Material for this exercise ▸
----------------------------------------

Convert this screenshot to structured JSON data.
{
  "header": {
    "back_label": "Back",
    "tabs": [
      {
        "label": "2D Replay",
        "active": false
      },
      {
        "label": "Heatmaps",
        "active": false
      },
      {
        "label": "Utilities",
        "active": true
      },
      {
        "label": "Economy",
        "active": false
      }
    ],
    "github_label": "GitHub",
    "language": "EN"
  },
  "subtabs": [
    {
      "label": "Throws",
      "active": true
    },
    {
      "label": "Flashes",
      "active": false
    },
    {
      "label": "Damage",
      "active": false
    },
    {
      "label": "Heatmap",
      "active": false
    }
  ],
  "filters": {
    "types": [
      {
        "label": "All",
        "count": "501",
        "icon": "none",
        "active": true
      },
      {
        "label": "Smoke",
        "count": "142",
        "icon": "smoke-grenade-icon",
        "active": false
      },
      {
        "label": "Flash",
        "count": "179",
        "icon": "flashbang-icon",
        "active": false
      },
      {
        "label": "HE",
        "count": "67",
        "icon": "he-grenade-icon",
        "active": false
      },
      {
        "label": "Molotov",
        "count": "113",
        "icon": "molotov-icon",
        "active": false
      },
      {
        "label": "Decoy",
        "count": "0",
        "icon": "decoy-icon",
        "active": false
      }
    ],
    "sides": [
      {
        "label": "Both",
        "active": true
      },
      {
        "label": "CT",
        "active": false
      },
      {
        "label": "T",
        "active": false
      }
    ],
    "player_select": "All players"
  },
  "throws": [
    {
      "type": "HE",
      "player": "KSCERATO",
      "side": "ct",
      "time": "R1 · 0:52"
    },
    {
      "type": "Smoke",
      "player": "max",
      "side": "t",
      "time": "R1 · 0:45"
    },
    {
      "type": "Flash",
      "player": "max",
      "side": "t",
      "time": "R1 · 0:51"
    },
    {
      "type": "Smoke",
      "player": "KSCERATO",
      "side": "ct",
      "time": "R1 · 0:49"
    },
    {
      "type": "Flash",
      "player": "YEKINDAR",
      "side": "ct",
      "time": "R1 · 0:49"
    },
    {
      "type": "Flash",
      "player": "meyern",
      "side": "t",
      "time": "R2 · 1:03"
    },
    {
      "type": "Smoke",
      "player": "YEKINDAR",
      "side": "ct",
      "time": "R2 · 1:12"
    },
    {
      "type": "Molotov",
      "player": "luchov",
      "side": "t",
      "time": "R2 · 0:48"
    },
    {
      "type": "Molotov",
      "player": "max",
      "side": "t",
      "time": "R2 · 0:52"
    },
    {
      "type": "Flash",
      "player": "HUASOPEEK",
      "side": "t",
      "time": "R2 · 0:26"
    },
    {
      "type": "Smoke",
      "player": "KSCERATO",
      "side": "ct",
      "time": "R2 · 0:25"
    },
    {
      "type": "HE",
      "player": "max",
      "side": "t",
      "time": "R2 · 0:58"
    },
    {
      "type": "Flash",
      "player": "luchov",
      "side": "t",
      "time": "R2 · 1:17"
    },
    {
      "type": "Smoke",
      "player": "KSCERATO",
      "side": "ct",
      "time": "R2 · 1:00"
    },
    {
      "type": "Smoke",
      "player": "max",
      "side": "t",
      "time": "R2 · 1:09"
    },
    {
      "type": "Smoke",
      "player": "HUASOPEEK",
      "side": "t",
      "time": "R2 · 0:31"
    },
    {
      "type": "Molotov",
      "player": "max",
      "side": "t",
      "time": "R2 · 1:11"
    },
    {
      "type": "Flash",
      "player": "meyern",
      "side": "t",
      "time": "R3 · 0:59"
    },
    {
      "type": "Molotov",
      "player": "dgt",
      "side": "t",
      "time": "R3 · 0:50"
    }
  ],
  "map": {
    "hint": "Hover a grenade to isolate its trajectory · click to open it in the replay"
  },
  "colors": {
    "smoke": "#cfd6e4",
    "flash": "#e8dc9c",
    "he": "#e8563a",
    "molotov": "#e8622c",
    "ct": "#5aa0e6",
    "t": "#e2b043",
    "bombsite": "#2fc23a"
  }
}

----------------------------------------

Work instructions ▸ Each line of the material above must be retyped precisely.

Correct result ▸
Convert this screenshot to structured JSON data.
{
  "header": {
    "back_label": "Back",
    "tabs": [
      {
        "label": "2D Replay",
        "active": false
      },
      {
        "label": "Heatmaps",
        "active": false
      },
      {
        "label": "Utilities",
        "active": true
      },
      {
        "label": "Economy",
        "active": false
      }
    ],
    "github_label": "GitHub",
    "language": "EN"
  },
  "subtabs": [
    {
      "label": "Throws",
      "active": true
    },
    {
      "label": "Flashes",
      "active": false
    },
    {
      "label": "Damage",
      "active": false
    },
    {
      "label": "Heatmap",
      "active": false
    }
  ],
  "filters": {
    "types": [
      {
        "label": "All",
        "count": "501",
        "icon": "none",
        "active": true
      },
      {
        "label": "Smoke",
        "count": "142",
        "icon": "smoke-grenade-icon",
        "active": false
      },
      {
        "label": "Flash",
        "count": "179",
        "icon": "flashbang-icon",
        "active": false
      },
      {
        "label": "HE",
        "count": "67",
        "icon": "he-grenade-icon",
        "active": false
      },
      {
        "label": "Molotov",
        "count": "113",
        "icon": "molotov-icon",
        "active": false
      },
      {
        "label": "Decoy",
        "count": "0",
        "icon": "decoy-icon",
        "active": false
      }
    ],
    "sides": [
      {
        "label": "Both",
        "active": true
      },
      {
        "label": "CT",
        "active": false
      },
      {
        "label": "T",
        "active": false
      }
    ],
    "player_select": "All players"
  },
  "throws": [
    {
      "type": "HE",
      "player": "KSCERATO",
      "side": "ct",
      "time": "R1 · 0:52"
    },
    {
      "type": "Smoke",
      "player": "max",
      "side": "t",
      "time": "R1 · 0:45"
    },
    {
      "type": "Flash",
      "player": "max",
      "side": "t",
      "time": "R1 · 0:51"
    },
    {
      "type": "Smoke",
      "player": "KSCERATO",
      "side": "ct",
      "time": "R1 · 0:49"
    },
    {
      "type": "Flash",
      "player": "YEKINDAR",
      "side": "ct",
      "time": "R1 · 0:49"
    },
    {
      "type": "Flash",
      "player": "meyern",
      "side": "t",
      "time": "R2 · 1:03"
    },
    {
      "type": "Smoke",
      "player": "YEKINDAR",
      "side": "ct",
      "time": "R2 · 1:12"
    },
    {
      "type": "Molotov",
      "player": "luchov",
      "side": "t",
      "time": "R2 · 0:48"
    },
    {
      "type": "Molotov",
      "player": "max",
      "side": "t",
      "time": "R2 · 0:52"
    },
    {
      "type": "Flash",
      "player": "HUASOPEEK",
      "side": "t",
      "time": "R2 · 0:26"
    },
    {
      "type": "Smoke",
      "player": "KSCERATO",
      "side": "ct",
      "time": "R2 · 0:25"
    },
    {
      "type": "HE",
      "player": "max",
      "side": "t",
      "time": "R2 · 0:58"
    },
    {
      "type": "Flash",
      "player": "luchov",
      "side": "t",
      "time": "R2 · 1:17"
    },
    {
      "type": "Smoke",
      "player": "KSCERATO",
      "side": "ct",
      "time": "R2 · 1:00"
    },
    {
      "type": "Smoke",
      "player": "max",
      "side": "t",
      "time": "R2 · 1:09"
    },
    {
      "type": "Smoke",
      "player": "HUASOPEEK",
      "side": "t",
      "time": "R2 · 0:31"
    },
    {
      "type": "Molotov",
      "player": "max",
      "side": "t",
      "time": "R2 · 1:11"
    },
    {
      "type": "Flash",
      "player": "meyern",
      "side": "t",
      "time": "R3 · 0:59"
    },
    {
      "type": "Molotov",
      "player": "dgt",
      "side": "t",
      "time": "R3 · 0:50"
    }
  ],
  "map": {
    "hint": "Hover a grenade to isolate its trajectory · click to open it in the replay"
  },
  "colors": {
    "smoke": "#cfd6e4",
    "flash": "#e8dc9c",
    "he": "#e8563a",
    "molotov": "#e8622c",
    "ct": "#5aa0e6",
    "t": "#e2b043",
    "bombsite": "#2fc23a"
  }
}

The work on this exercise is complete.